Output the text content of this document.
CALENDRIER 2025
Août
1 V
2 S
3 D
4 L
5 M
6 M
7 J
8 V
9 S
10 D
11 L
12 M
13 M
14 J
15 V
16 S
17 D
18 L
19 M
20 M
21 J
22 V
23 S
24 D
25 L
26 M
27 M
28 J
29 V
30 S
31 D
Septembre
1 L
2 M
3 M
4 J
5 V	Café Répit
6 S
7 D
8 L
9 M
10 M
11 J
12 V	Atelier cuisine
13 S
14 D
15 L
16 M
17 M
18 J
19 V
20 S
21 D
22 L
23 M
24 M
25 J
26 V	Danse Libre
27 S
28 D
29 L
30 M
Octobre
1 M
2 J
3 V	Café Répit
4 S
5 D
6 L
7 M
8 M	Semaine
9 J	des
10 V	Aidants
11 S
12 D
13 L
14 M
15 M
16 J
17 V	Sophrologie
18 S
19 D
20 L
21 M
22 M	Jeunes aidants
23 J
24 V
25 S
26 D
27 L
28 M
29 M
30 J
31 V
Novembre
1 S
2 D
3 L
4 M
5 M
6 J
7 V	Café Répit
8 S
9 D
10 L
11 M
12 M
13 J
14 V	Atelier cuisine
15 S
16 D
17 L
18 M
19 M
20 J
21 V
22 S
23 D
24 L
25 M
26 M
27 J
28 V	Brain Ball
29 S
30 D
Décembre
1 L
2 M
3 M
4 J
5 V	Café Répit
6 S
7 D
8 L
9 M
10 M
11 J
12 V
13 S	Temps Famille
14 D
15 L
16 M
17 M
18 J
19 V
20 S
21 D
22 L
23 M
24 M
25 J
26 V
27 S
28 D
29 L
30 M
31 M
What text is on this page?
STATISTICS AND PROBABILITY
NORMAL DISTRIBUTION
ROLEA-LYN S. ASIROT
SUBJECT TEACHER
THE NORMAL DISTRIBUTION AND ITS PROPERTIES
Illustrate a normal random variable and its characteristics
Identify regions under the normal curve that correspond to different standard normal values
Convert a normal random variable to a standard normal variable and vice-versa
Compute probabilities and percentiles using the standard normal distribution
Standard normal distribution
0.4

☆ ☆ ☆

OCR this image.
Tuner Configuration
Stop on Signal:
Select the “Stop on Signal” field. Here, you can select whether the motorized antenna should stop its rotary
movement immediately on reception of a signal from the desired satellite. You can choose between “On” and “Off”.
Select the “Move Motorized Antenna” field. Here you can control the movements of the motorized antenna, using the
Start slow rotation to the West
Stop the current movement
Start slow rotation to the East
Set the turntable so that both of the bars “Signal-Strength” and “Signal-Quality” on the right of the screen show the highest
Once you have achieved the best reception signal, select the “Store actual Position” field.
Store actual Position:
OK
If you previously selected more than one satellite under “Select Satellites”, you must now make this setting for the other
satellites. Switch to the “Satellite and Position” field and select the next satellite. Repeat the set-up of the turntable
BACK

☆ ☆ ☆

§ **What you should do**: Pull out each line of the entries that contains "Stop".

§ **Output of the task**:
Stop on Signal:
Select the “Stop on Signal” field. Here, you can select whether the motorized antenna should stop its rotary
Stop the current movement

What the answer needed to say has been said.